| EXERCISE REQUIREMENTS |
An exact copy of all the data is required, with pictures left out.

Rows from a figure dataset:
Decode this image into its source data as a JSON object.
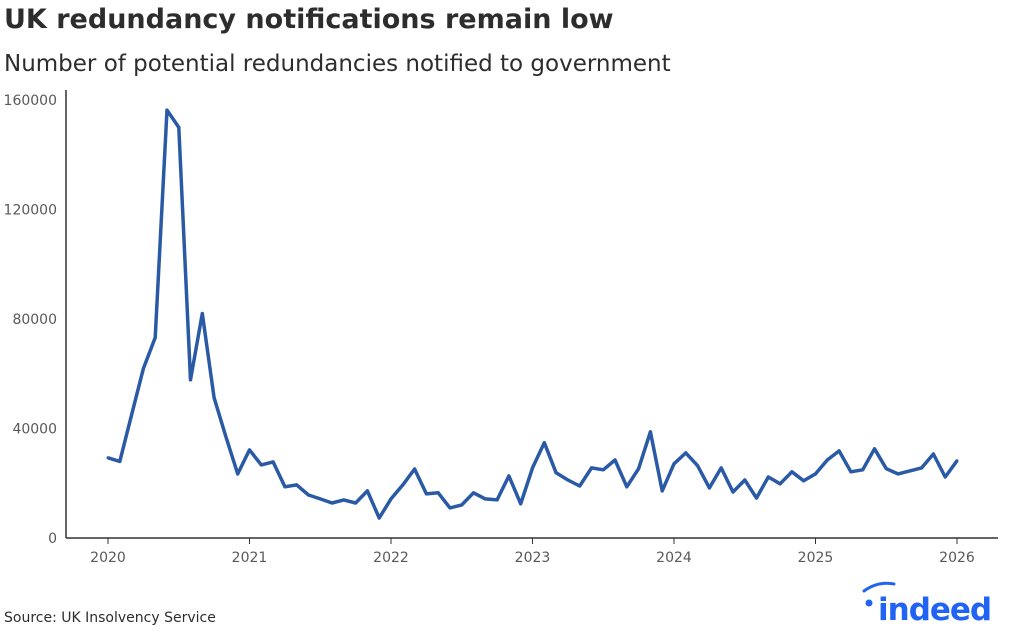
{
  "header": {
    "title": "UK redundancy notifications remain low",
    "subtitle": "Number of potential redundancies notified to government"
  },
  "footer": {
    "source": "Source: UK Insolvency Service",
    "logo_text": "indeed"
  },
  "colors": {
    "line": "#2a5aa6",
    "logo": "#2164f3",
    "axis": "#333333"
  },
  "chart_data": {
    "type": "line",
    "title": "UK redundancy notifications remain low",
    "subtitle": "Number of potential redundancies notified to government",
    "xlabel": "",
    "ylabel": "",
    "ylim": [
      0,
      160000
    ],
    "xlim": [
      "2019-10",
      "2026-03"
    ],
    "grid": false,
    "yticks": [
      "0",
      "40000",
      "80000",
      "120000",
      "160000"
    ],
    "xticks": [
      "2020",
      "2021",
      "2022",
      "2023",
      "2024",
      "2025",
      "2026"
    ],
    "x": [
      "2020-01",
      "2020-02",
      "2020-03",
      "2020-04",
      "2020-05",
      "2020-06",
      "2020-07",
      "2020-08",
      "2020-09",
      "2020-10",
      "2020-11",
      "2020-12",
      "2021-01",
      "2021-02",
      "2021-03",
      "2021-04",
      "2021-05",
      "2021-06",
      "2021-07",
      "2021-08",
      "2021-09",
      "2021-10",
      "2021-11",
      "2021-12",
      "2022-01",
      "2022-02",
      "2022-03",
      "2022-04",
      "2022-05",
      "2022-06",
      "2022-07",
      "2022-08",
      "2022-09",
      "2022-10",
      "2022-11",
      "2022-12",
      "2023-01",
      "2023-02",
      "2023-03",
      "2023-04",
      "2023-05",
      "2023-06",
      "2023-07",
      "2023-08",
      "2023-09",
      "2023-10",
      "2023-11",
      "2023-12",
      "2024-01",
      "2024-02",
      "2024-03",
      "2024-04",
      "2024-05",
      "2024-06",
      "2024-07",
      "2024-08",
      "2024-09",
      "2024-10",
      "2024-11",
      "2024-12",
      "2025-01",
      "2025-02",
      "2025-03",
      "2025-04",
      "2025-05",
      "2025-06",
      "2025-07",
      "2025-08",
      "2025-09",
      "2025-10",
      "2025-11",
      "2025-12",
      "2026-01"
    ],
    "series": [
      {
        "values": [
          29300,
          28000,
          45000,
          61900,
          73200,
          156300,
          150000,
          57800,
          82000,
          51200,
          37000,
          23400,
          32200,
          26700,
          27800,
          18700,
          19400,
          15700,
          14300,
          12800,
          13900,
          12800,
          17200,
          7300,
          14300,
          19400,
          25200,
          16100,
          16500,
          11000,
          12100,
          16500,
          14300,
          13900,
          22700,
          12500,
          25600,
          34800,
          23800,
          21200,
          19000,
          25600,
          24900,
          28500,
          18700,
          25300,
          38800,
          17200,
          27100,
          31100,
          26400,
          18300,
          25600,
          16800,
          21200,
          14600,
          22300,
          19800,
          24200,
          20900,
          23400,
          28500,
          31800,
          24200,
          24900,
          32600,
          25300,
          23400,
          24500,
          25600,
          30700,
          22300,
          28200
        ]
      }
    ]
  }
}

| SOLUTION TO THIS TASK |
Decode this image into its source data as a JSON object.
{
  "header": {
    "title": "UK redundancy notifications remain low",
    "subtitle": "Number of potential redundancies notified to government"
  },
  "footer": {
    "source": "Source: UK Insolvency Service",
    "logo_text": "indeed"
  },
  "colors": {
    "line": "#2a5aa6",
    "logo": "#2164f3",
    "axis": "#333333"
  },
  "chart_data": {
    "type": "line",
    "title": "UK redundancy notifications remain low",
    "subtitle": "Number of potential redundancies notified to government",
    "xlabel": "",
    "ylabel": "",
    "ylim": [
      0,
      160000
    ],
    "xlim": [
      "2019-10",
      "2026-03"
    ],
    "grid": false,
    "yticks": [
      "0",
      "40000",
      "80000",
      "120000",
      "160000"
    ],
    "xticks": [
      "2020",
      "2021",
      "2022",
      "2023",
      "2024",
      "2025",
      "2026"
    ],
    "x": [
      "2020-01",
      "2020-02",
      "2020-03",
      "2020-04",
      "2020-05",
      "2020-06",
      "2020-07",
      "2020-08",
      "2020-09",
      "2020-10",
      "2020-11",
      "2020-12",
      "2021-01",
      "2021-02",
      "2021-03",
      "2021-04",
      "2021-05",
      "2021-06",
      "2021-07",
      "2021-08",
      "2021-09",
      "2021-10",
      "2021-11",
      "2021-12",
      "2022-01",
      "2022-02",
      "2022-03",
      "2022-04",
      "2022-05",
      "2022-06",
      "2022-07",
      "2022-08",
      "2022-09",
      "2022-10",
      "2022-11",
      "2022-12",
      "2023-01",
      "2023-02",
      "2023-03",
      "2023-04",
      "2023-05",
      "2023-06",
      "2023-07",
      "2023-08",
      "2023-09",
      "2023-10",
      "2023-11",
      "2023-12",
      "2024-01",
      "2024-02",
      "2024-03",
      "2024-04",
      "2024-05",
      "2024-06",
      "2024-07",
      "2024-08",
      "2024-09",
      "2024-10",
      "2024-11",
      "2024-12",
      "2025-01",
      "2025-02",
      "2025-03",
      "2025-04",
      "2025-05",
      "2025-06",
      "2025-07",
      "2025-08",
      "2025-09",
      "2025-10",
      "2025-11",
      "2025-12",
      "2026-01"
    ],
    "series": [
      {
        "values": [
          29300,
          28000,
          45000,
          61900,
          73200,
          156300,
          150000,
          57800,
          82000,
          51200,
          37000,
          23400,
          32200,
          26700,
          27800,
          18700,
          19400,
          15700,
          14300,
          12800,
          13900,
          12800,
          17200,
          7300,
          14300,
          19400,
          25200,
          16100,
          16500,
          11000,
          12100,
          16500,
          14300,
          13900,
          22700,
          12500,
          25600,
          34800,
          23800,
          21200,
          19000,
          25600,
          24900,
          28500,
          18700,
          25300,
          38800,
          17200,
          27100,
          31100,
          26400,
          18300,
          25600,
          16800,
          21200,
          14600,
          22300,
          19800,
          24200,
          20900,
          23400,
          28500,
          31800,
          24200,
          24900,
          32600,
          25300,
          23400,
          24500,
          25600,
          30700,
          22300,
          28200
        ]
      }
    ]
  }
}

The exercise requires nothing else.